PROMPT:
Make an exact transcription of the material, leaving out all images.

(Chart and figure data)
-----

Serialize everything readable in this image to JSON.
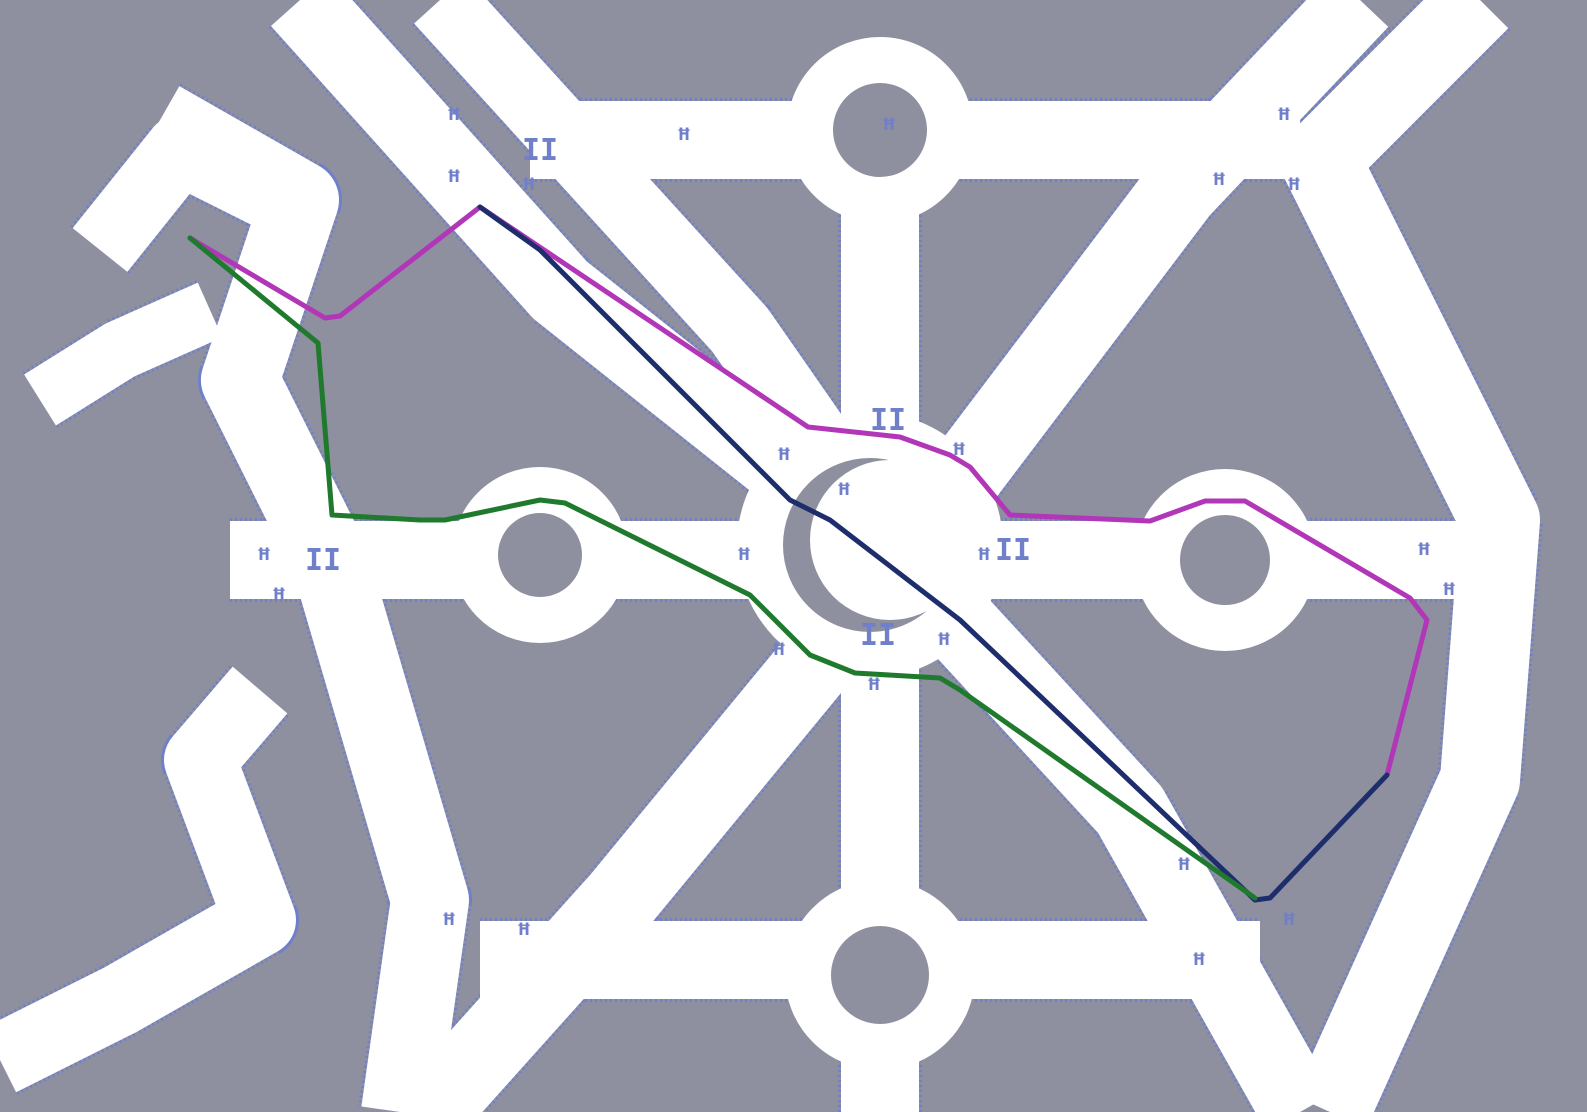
{
  "map": {
    "background_color": "#8e909f",
    "road_color": "#ffffff",
    "road_edge_color": "#6f7fc9",
    "routes": [
      {
        "id": "magenta",
        "color": "#b236b8"
      },
      {
        "id": "navy",
        "color": "#1e2d6b"
      },
      {
        "id": "green",
        "color": "#1f7a2e"
      }
    ],
    "glyph_labels": [
      "ꟸ",
      "II",
      "ꟸ",
      "ꟸ",
      "ꟸ",
      "ꟸ",
      "ꟸ",
      "ꟸ",
      "ꟸ",
      "ꟸ",
      "ꟸ",
      "II",
      "ꟸ",
      "ꟸ",
      "II",
      "ꟸ",
      "ꟸ",
      "ꟸ",
      "II",
      "ꟸ",
      "ꟸ",
      "ꟸ",
      "ꟸ",
      "ꟸ",
      "II",
      "ꟸ",
      "ꟸ",
      "ꟸ",
      "ꟸ",
      "ꟸ"
    ]
  }
}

-----

SOLUTION TO THE PROBLEM:
Serialize everything readable in this image to JSON.
{
  "map": {
    "background_color": "#8e909f",
    "road_color": "#ffffff",
    "road_edge_color": "#6f7fc9",
    "routes": [
      {
        "id": "magenta",
        "color": "#b236b8"
      },
      {
        "id": "navy",
        "color": "#1e2d6b"
      },
      {
        "id": "green",
        "color": "#1f7a2e"
      }
    ],
    "glyph_labels": [
      "ꟸ",
      "II",
      "ꟸ",
      "ꟸ",
      "ꟸ",
      "ꟸ",
      "ꟸ",
      "ꟸ",
      "ꟸ",
      "ꟸ",
      "ꟸ",
      "II",
      "ꟸ",
      "ꟸ",
      "II",
      "ꟸ",
      "ꟸ",
      "ꟸ",
      "II",
      "ꟸ",
      "ꟸ",
      "ꟸ",
      "ꟸ",
      "ꟸ",
      "II",
      "ꟸ",
      "ꟸ",
      "ꟸ",
      "ꟸ",
      "ꟸ"
    ]
  }
}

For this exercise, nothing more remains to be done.